--- Dataset records ---
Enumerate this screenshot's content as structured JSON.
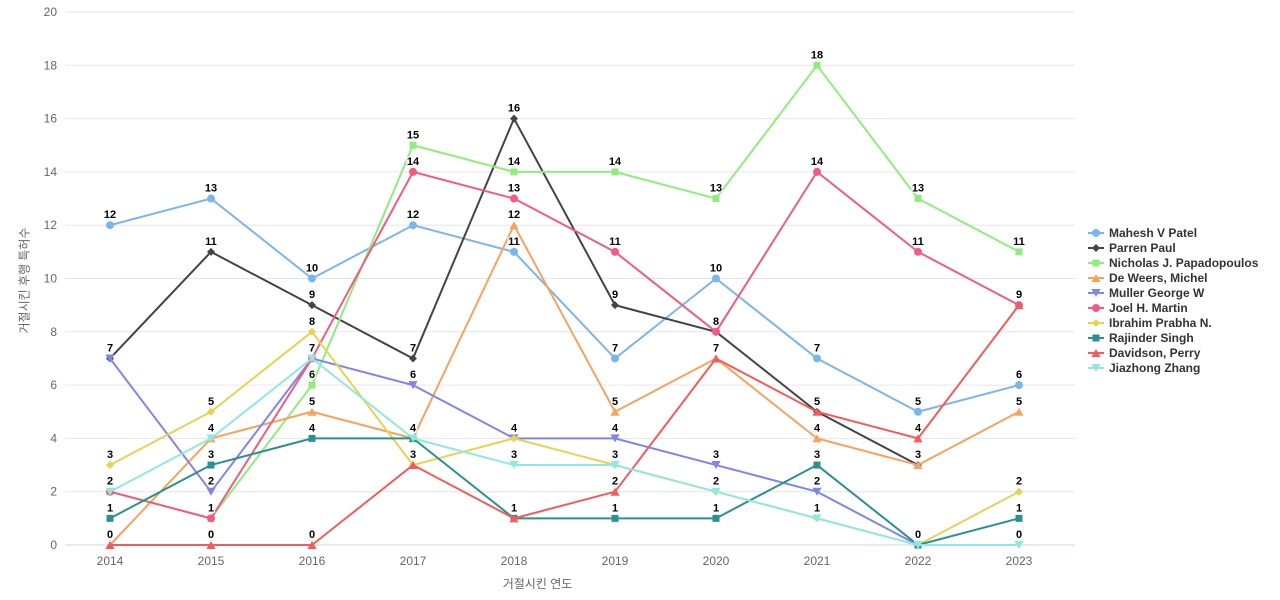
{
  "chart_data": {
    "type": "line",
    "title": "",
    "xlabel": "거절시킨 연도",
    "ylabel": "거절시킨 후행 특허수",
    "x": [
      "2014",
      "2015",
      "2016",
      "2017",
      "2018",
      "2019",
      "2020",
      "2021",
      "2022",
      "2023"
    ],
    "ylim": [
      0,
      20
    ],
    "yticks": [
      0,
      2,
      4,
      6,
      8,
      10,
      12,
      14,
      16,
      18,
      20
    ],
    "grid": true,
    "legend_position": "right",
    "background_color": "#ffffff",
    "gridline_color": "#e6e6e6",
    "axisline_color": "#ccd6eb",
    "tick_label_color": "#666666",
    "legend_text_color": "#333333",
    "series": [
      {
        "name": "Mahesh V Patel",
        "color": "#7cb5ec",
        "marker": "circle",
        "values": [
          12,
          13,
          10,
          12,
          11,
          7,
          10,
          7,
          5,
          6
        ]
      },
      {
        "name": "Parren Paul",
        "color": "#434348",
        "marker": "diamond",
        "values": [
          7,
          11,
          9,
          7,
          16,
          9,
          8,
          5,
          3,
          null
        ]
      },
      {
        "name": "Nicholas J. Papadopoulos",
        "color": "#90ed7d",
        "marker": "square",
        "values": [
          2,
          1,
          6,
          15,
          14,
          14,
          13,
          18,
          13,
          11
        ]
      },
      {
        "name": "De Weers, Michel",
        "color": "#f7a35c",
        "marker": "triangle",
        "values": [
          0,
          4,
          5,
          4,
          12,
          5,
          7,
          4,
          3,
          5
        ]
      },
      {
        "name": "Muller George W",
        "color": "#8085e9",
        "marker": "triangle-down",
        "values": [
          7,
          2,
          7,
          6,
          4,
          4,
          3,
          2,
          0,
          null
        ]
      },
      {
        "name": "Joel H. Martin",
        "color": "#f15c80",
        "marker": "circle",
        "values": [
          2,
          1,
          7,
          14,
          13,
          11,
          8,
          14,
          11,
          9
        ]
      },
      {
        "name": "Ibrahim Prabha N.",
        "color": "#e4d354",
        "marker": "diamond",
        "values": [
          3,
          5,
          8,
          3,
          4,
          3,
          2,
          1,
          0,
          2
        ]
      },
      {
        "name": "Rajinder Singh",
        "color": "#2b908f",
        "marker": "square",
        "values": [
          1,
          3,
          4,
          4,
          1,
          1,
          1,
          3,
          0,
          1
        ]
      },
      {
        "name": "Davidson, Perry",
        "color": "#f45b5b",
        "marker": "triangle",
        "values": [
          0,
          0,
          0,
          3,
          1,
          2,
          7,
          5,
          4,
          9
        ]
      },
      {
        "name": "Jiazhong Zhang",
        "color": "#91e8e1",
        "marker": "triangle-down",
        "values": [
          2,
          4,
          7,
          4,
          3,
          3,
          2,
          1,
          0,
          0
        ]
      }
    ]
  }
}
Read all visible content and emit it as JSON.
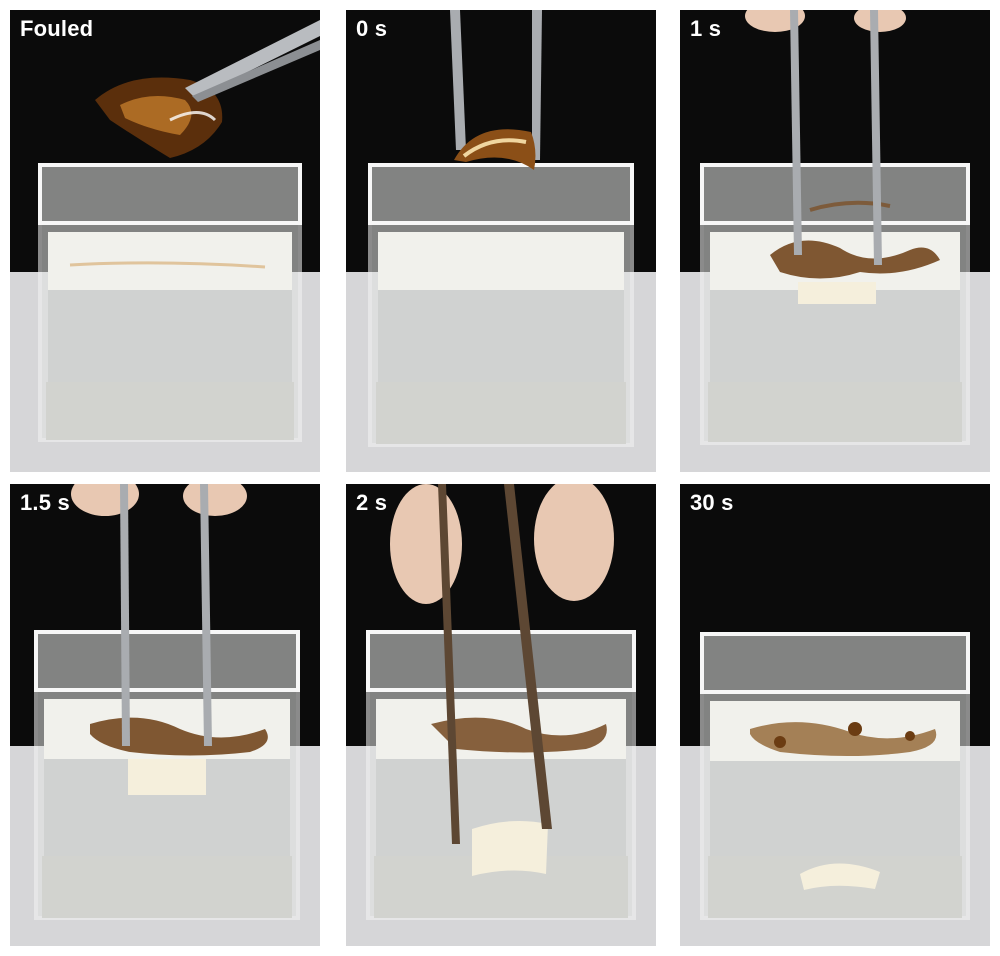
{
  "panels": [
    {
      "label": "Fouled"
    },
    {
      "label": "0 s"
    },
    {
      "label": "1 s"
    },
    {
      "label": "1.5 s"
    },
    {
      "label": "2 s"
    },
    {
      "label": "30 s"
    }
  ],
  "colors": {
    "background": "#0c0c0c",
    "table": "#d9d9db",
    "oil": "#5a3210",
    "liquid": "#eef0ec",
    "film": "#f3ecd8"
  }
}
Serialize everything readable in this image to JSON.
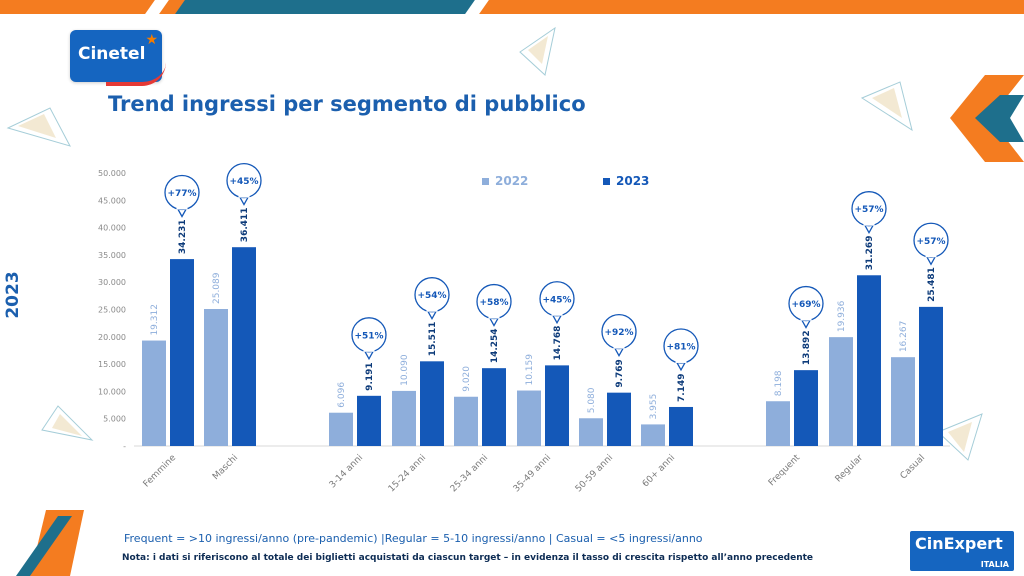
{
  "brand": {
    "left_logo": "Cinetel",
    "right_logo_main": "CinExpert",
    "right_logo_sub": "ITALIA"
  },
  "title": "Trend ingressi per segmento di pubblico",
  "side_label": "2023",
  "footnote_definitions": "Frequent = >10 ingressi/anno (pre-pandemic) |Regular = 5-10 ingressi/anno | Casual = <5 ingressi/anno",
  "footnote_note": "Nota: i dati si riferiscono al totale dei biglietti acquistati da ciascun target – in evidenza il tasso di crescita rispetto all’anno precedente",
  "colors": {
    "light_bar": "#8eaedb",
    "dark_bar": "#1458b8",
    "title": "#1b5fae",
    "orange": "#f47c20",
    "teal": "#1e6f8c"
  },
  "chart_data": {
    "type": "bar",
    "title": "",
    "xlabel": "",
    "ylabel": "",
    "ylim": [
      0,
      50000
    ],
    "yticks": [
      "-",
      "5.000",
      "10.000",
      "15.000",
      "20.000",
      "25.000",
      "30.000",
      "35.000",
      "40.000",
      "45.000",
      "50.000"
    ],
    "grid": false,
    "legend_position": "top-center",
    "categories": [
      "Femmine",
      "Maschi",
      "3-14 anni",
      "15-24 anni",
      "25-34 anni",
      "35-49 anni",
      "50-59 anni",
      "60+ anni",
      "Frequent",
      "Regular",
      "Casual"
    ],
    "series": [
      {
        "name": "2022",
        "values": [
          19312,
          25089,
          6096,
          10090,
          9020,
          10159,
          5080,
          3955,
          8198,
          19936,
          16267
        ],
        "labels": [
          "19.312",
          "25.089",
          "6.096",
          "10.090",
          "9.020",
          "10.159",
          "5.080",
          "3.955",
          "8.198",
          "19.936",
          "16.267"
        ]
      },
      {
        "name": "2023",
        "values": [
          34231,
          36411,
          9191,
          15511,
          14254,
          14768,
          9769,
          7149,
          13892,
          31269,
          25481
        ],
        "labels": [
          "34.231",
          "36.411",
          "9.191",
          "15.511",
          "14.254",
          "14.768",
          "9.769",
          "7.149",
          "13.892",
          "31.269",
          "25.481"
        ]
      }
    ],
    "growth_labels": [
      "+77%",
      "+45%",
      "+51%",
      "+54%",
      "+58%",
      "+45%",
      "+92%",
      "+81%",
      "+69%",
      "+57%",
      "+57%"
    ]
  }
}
---
● Exercise aim: From the listing above, print every entry precisely and drop the pictures.

● Task output:
Enumerate this screenshot's content as structured JSON.
{
  "chart_data": {
    "type": "line",
    "title": "",
    "xlabel": "거절시킨 연도",
    "ylabel": "거절시킨 후행 특허수",
    "x": [
      "2014",
      "2015",
      "2016",
      "2017",
      "2018",
      "2019",
      "2020",
      "2021",
      "2022",
      "2023"
    ],
    "ylim": [
      0,
      20
    ],
    "yticks": [
      0,
      2,
      4,
      6,
      8,
      10,
      12,
      14,
      16,
      18,
      20
    ],
    "grid": true,
    "legend_position": "right",
    "background_color": "#ffffff",
    "gridline_color": "#e6e6e6",
    "axisline_color": "#ccd6eb",
    "tick_label_color": "#666666",
    "legend_text_color": "#333333",
    "series": [
      {
        "name": "Mahesh V Patel",
        "color": "#7cb5ec",
        "marker": "circle",
        "values": [
          12,
          13,
          10,
          12,
          11,
          7,
          10,
          7,
          5,
          6
        ]
      },
      {
        "name": "Parren Paul",
        "color": "#434348",
        "marker": "diamond",
        "values": [
          7,
          11,
          9,
          7,
          16,
          9,
          8,
          5,
          3,
          null
        ]
      },
      {
        "name": "Nicholas J. Papadopoulos",
        "color": "#90ed7d",
        "marker": "square",
        "values": [
          2,
          1,
          6,
          15,
          14,
          14,
          13,
          18,
          13,
          11
        ]
      },
      {
        "name": "De Weers, Michel",
        "color": "#f7a35c",
        "marker": "triangle",
        "values": [
          0,
          4,
          5,
          4,
          12,
          5,
          7,
          4,
          3,
          5
        ]
      },
      {
        "name": "Muller George W",
        "color": "#8085e9",
        "marker": "triangle-down",
        "values": [
          7,
          2,
          7,
          6,
          4,
          4,
          3,
          2,
          0,
          null
        ]
      },
      {
        "name": "Joel H. Martin",
        "color": "#f15c80",
        "marker": "circle",
        "values": [
          2,
          1,
          7,
          14,
          13,
          11,
          8,
          14,
          11,
          9
        ]
      },
      {
        "name": "Ibrahim Prabha N.",
        "color": "#e4d354",
        "marker": "diamond",
        "values": [
          3,
          5,
          8,
          3,
          4,
          3,
          2,
          1,
          0,
          2
        ]
      },
      {
        "name": "Rajinder Singh",
        "color": "#2b908f",
        "marker": "square",
        "values": [
          1,
          3,
          4,
          4,
          1,
          1,
          1,
          3,
          0,
          1
        ]
      },
      {
        "name": "Davidson, Perry",
        "color": "#f45b5b",
        "marker": "triangle",
        "values": [
          0,
          0,
          0,
          3,
          1,
          2,
          7,
          5,
          4,
          9
        ]
      },
      {
        "name": "Jiazhong Zhang",
        "color": "#91e8e1",
        "marker": "triangle-down",
        "values": [
          2,
          4,
          7,
          4,
          3,
          3,
          2,
          1,
          0,
          0
        ]
      }
    ]
  }
}
Read all visible content and emit it as JSON.
{
  "panels": [
    {
      "label": "Fouled"
    },
    {
      "label": "0 s"
    },
    {
      "label": "1 s"
    },
    {
      "label": "1.5 s"
    },
    {
      "label": "2 s"
    },
    {
      "label": "30 s"
    }
  ],
  "colors": {
    "background": "#0c0c0c",
    "table": "#d9d9db",
    "oil": "#5a3210",
    "liquid": "#eef0ec",
    "film": "#f3ecd8"
  }
}
Serialize everything readable in this image to JSON.
{
  "brand": {
    "left_logo": "Cinetel",
    "right_logo_main": "CinExpert",
    "right_logo_sub": "ITALIA"
  },
  "title": "Trend ingressi per segmento di pubblico",
  "side_label": "2023",
  "footnote_definitions": "Frequent = >10 ingressi/anno (pre-pandemic) |Regular = 5-10 ingressi/anno | Casual = <5 ingressi/anno",
  "footnote_note": "Nota: i dati si riferiscono al totale dei biglietti acquistati da ciascun target – in evidenza il tasso di crescita rispetto all’anno precedente",
  "colors": {
    "light_bar": "#8eaedb",
    "dark_bar": "#1458b8",
    "title": "#1b5fae",
    "orange": "#f47c20",
    "teal": "#1e6f8c"
  },
  "chart_data": {
    "type": "bar",
    "title": "",
    "xlabel": "",
    "ylabel": "",
    "ylim": [
      0,
      50000
    ],
    "yticks": [
      "-",
      "5.000",
      "10.000",
      "15.000",
      "20.000",
      "25.000",
      "30.000",
      "35.000",
      "40.000",
      "45.000",
      "50.000"
    ],
    "grid": false,
    "legend_position": "top-center",
    "categories": [
      "Femmine",
      "Maschi",
      "3-14 anni",
      "15-24 anni",
      "25-34 anni",
      "35-49 anni",
      "50-59 anni",
      "60+ anni",
      "Frequent",
      "Regular",
      "Casual"
    ],
    "series": [
      {
        "name": "2022",
        "values": [
          19312,
          25089,
          6096,
          10090,
          9020,
          10159,
          5080,
          3955,
          8198,
          19936,
          16267
        ],
        "labels": [
          "19.312",
          "25.089",
          "6.096",
          "10.090",
          "9.020",
          "10.159",
          "5.080",
          "3.955",
          "8.198",
          "19.936",
          "16.267"
        ]
      },
      {
        "name": "2023",
        "values": [
          34231,
          36411,
          9191,
          15511,
          14254,
          14768,
          9769,
          7149,
          13892,
          31269,
          25481
        ],
        "labels": [
          "34.231",
          "36.411",
          "9.191",
          "15.511",
          "14.254",
          "14.768",
          "9.769",
          "7.149",
          "13.892",
          "31.269",
          "25.481"
        ]
      }
    ],
    "growth_labels": [
      "+77%",
      "+45%",
      "+51%",
      "+54%",
      "+58%",
      "+45%",
      "+92%",
      "+81%",
      "+69%",
      "+57%",
      "+57%"
    ]
  }
}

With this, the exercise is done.